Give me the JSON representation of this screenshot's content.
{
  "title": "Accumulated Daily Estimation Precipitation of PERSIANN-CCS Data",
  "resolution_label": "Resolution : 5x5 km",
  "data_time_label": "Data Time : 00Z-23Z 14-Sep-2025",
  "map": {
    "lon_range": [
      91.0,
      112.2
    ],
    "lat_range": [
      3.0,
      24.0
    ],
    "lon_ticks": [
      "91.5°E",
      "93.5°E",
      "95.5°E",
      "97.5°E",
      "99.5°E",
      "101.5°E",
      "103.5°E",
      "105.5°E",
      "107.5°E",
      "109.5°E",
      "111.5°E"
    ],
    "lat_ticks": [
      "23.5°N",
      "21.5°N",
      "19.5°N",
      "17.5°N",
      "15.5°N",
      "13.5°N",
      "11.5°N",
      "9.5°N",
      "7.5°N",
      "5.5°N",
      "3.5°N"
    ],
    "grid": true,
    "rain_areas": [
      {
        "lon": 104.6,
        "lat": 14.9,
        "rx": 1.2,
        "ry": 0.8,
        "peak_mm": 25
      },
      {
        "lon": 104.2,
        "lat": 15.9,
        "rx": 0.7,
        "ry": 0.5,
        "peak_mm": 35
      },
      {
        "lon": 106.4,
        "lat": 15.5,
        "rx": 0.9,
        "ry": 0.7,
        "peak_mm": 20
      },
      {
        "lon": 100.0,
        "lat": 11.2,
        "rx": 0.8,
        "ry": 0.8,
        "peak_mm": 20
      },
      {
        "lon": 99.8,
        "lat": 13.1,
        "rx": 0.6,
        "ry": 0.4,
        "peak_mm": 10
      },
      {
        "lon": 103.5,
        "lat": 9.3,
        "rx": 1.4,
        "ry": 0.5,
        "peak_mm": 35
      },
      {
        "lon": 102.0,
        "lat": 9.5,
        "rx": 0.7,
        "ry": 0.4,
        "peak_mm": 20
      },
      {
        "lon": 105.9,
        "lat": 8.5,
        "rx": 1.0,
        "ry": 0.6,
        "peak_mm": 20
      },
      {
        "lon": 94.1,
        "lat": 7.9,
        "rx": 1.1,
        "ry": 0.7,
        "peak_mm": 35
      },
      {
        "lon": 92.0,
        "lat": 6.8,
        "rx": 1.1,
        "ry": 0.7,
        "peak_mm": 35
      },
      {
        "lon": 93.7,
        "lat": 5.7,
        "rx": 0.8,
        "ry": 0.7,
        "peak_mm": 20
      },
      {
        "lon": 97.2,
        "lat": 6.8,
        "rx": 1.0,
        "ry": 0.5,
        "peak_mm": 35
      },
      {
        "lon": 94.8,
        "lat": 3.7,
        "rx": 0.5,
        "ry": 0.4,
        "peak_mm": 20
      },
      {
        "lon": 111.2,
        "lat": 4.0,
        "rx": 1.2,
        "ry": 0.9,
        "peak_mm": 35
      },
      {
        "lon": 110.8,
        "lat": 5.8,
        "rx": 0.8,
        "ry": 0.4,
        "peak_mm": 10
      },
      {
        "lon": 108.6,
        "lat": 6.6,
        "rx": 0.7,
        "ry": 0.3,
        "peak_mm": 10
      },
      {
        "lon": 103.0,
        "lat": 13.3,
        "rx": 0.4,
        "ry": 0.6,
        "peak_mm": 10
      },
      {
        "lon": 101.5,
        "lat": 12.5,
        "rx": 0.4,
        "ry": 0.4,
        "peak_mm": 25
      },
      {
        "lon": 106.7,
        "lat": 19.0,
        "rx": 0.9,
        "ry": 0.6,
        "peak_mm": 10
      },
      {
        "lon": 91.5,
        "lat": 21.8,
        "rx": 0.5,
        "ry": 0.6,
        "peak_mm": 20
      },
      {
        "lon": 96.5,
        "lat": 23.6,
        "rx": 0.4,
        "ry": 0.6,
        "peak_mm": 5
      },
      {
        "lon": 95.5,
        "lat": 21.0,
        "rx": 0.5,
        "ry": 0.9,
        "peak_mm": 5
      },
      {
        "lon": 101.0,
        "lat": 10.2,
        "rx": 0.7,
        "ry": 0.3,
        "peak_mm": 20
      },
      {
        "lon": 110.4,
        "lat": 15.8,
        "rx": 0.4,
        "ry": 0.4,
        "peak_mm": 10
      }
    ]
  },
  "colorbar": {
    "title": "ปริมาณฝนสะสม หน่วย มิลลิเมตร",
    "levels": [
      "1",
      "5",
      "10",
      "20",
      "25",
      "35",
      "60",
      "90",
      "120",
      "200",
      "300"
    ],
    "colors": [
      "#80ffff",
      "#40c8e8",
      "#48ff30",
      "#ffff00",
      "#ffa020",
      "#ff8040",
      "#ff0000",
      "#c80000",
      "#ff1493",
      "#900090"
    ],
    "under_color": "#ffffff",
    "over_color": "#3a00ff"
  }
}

(Exercise description) Copy out every entry again, exactly as it was given.

(Full output)
Give me the JSON representation of this screenshot's content.
{
  "title": "Accumulated Daily Estimation Precipitation of PERSIANN-CCS Data",
  "resolution_label": "Resolution : 5x5 km",
  "data_time_label": "Data Time : 00Z-23Z 14-Sep-2025",
  "map": {
    "lon_range": [
      91.0,
      112.2
    ],
    "lat_range": [
      3.0,
      24.0
    ],
    "lon_ticks": [
      "91.5°E",
      "93.5°E",
      "95.5°E",
      "97.5°E",
      "99.5°E",
      "101.5°E",
      "103.5°E",
      "105.5°E",
      "107.5°E",
      "109.5°E",
      "111.5°E"
    ],
    "lat_ticks": [
      "23.5°N",
      "21.5°N",
      "19.5°N",
      "17.5°N",
      "15.5°N",
      "13.5°N",
      "11.5°N",
      "9.5°N",
      "7.5°N",
      "5.5°N",
      "3.5°N"
    ],
    "grid": true,
    "rain_areas": [
      {
        "lon": 104.6,
        "lat": 14.9,
        "rx": 1.2,
        "ry": 0.8,
        "peak_mm": 25
      },
      {
        "lon": 104.2,
        "lat": 15.9,
        "rx": 0.7,
        "ry": 0.5,
        "peak_mm": 35
      },
      {
        "lon": 106.4,
        "lat": 15.5,
        "rx": 0.9,
        "ry": 0.7,
        "peak_mm": 20
      },
      {
        "lon": 100.0,
        "lat": 11.2,
        "rx": 0.8,
        "ry": 0.8,
        "peak_mm": 20
      },
      {
        "lon": 99.8,
        "lat": 13.1,
        "rx": 0.6,
        "ry": 0.4,
        "peak_mm": 10
      },
      {
        "lon": 103.5,
        "lat": 9.3,
        "rx": 1.4,
        "ry": 0.5,
        "peak_mm": 35
      },
      {
        "lon": 102.0,
        "lat": 9.5,
        "rx": 0.7,
        "ry": 0.4,
        "peak_mm": 20
      },
      {
        "lon": 105.9,
        "lat": 8.5,
        "rx": 1.0,
        "ry": 0.6,
        "peak_mm": 20
      },
      {
        "lon": 94.1,
        "lat": 7.9,
        "rx": 1.1,
        "ry": 0.7,
        "peak_mm": 35
      },
      {
        "lon": 92.0,
        "lat": 6.8,
        "rx": 1.1,
        "ry": 0.7,
        "peak_mm": 35
      },
      {
        "lon": 93.7,
        "lat": 5.7,
        "rx": 0.8,
        "ry": 0.7,
        "peak_mm": 20
      },
      {
        "lon": 97.2,
        "lat": 6.8,
        "rx": 1.0,
        "ry": 0.5,
        "peak_mm": 35
      },
      {
        "lon": 94.8,
        "lat": 3.7,
        "rx": 0.5,
        "ry": 0.4,
        "peak_mm": 20
      },
      {
        "lon": 111.2,
        "lat": 4.0,
        "rx": 1.2,
        "ry": 0.9,
        "peak_mm": 35
      },
      {
        "lon": 110.8,
        "lat": 5.8,
        "rx": 0.8,
        "ry": 0.4,
        "peak_mm": 10
      },
      {
        "lon": 108.6,
        "lat": 6.6,
        "rx": 0.7,
        "ry": 0.3,
        "peak_mm": 10
      },
      {
        "lon": 103.0,
        "lat": 13.3,
        "rx": 0.4,
        "ry": 0.6,
        "peak_mm": 10
      },
      {
        "lon": 101.5,
        "lat": 12.5,
        "rx": 0.4,
        "ry": 0.4,
        "peak_mm": 25
      },
      {
        "lon": 106.7,
        "lat": 19.0,
        "rx": 0.9,
        "ry": 0.6,
        "peak_mm": 10
      },
      {
        "lon": 91.5,
        "lat": 21.8,
        "rx": 0.5,
        "ry": 0.6,
        "peak_mm": 20
      },
      {
        "lon": 96.5,
        "lat": 23.6,
        "rx": 0.4,
        "ry": 0.6,
        "peak_mm": 5
      },
      {
        "lon": 95.5,
        "lat": 21.0,
        "rx": 0.5,
        "ry": 0.9,
        "peak_mm": 5
      },
      {
        "lon": 101.0,
        "lat": 10.2,
        "rx": 0.7,
        "ry": 0.3,
        "peak_mm": 20
      },
      {
        "lon": 110.4,
        "lat": 15.8,
        "rx": 0.4,
        "ry": 0.4,
        "peak_mm": 10
      }
    ]
  },
  "colorbar": {
    "title": "ปริมาณฝนสะสม หน่วย มิลลิเมตร",
    "levels": [
      "1",
      "5",
      "10",
      "20",
      "25",
      "35",
      "60",
      "90",
      "120",
      "200",
      "300"
    ],
    "colors": [
      "#80ffff",
      "#40c8e8",
      "#48ff30",
      "#ffff00",
      "#ffa020",
      "#ff8040",
      "#ff0000",
      "#c80000",
      "#ff1493",
      "#900090"
    ],
    "under_color": "#ffffff",
    "over_color": "#3a00ff"
  }
}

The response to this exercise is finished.